◆ **TASK INSTRUCTIONS**
Return the records that follow unaltered. Omit every picture.

◆ **DATASET**
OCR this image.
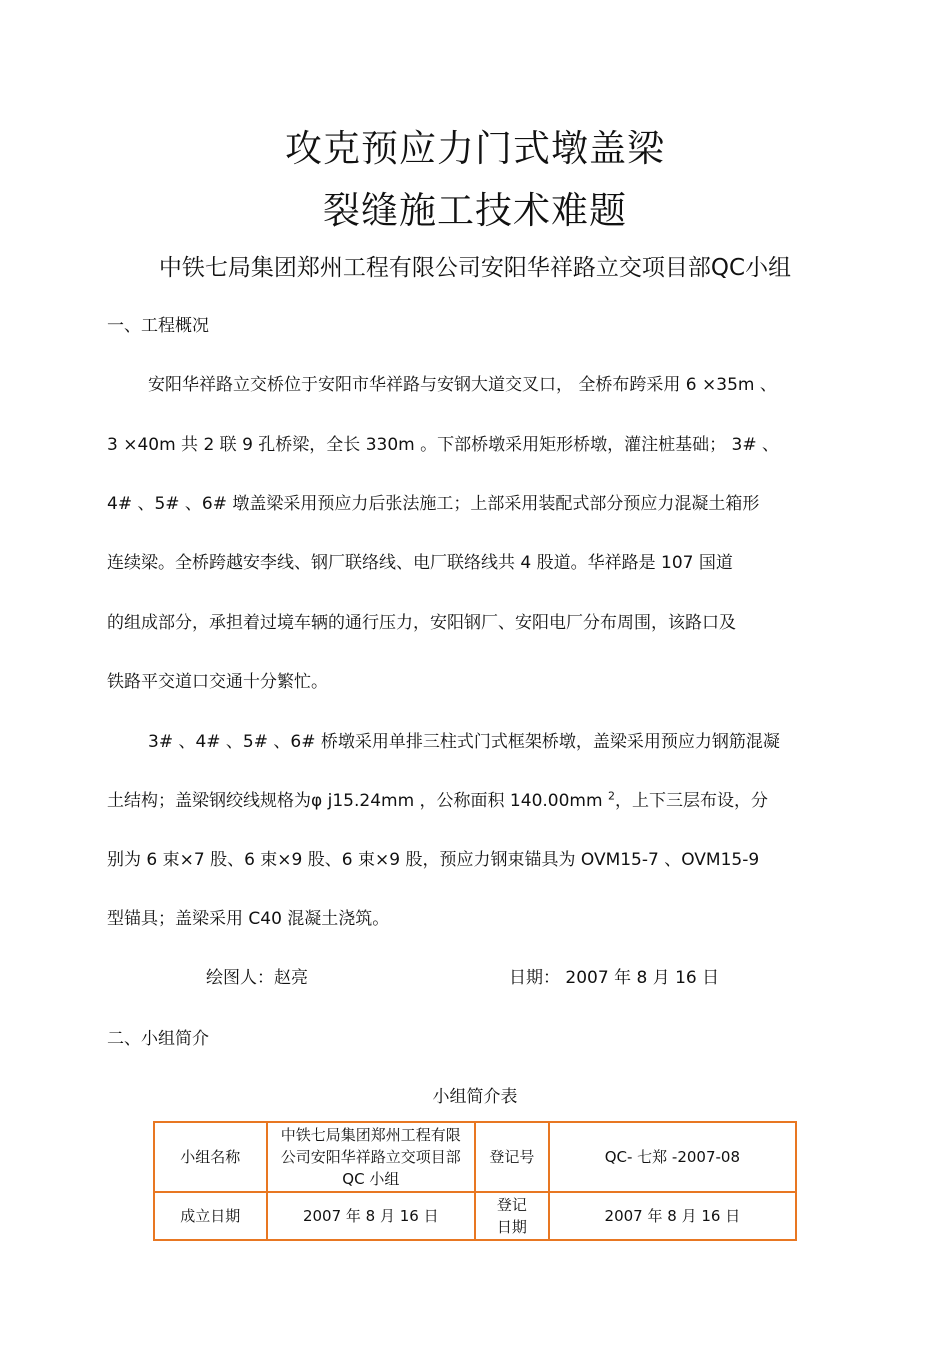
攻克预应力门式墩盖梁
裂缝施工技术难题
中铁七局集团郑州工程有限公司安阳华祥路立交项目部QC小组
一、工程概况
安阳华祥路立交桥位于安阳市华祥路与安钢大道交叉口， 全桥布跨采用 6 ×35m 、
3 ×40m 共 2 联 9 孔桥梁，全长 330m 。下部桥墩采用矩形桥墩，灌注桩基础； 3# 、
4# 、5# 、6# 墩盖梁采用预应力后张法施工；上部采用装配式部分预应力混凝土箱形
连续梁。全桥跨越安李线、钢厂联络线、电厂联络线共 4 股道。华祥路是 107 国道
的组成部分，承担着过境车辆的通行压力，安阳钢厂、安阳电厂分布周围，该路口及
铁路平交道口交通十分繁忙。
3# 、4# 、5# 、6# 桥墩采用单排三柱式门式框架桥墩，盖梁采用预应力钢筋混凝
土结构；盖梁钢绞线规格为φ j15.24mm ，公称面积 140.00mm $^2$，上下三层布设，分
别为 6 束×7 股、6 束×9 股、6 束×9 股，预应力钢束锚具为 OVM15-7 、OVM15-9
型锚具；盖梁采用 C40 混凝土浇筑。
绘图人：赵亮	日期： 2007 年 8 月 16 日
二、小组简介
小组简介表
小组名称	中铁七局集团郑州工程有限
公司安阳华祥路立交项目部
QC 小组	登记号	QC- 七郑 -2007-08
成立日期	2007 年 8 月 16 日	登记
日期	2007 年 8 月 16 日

◆ **TASK OUTPUT**
OCR this image.
攻克预应力门式墩盖梁
裂缝施工技术难题
中铁七局集团郑州工程有限公司安阳华祥路立交项目部QC小组
一、工程概况
安阳华祥路立交桥位于安阳市华祥路与安钢大道交叉口， 全桥布跨采用 6 ×35m 、
3 ×40m 共 2 联 9 孔桥梁，全长 330m 。下部桥墩采用矩形桥墩，灌注桩基础； 3# 、
4# 、5# 、6# 墩盖梁采用预应力后张法施工；上部采用装配式部分预应力混凝土箱形
连续梁。全桥跨越安李线、钢厂联络线、电厂联络线共 4 股道。华祥路是 107 国道
的组成部分，承担着过境车辆的通行压力，安阳钢厂、安阳电厂分布周围，该路口及
铁路平交道口交通十分繁忙。
3# 、4# 、5# 、6# 桥墩采用单排三柱式门式框架桥墩，盖梁采用预应力钢筋混凝
土结构；盖梁钢绞线规格为φ j15.24mm ，公称面积 140.00mm $^2$，上下三层布设，分
别为 6 束×7 股、6 束×9 股、6 束×9 股，预应力钢束锚具为 OVM15-7 、OVM15-9
型锚具；盖梁采用 C40 混凝土浇筑。
绘图人：赵亮	日期： 2007 年 8 月 16 日
二、小组简介
小组简介表
小组名称	中铁七局集团郑州工程有限
公司安阳华祥路立交项目部
QC 小组	登记号	QC- 七郑 -2007-08
成立日期	2007 年 8 月 16 日	登记
日期	2007 年 8 月 16 日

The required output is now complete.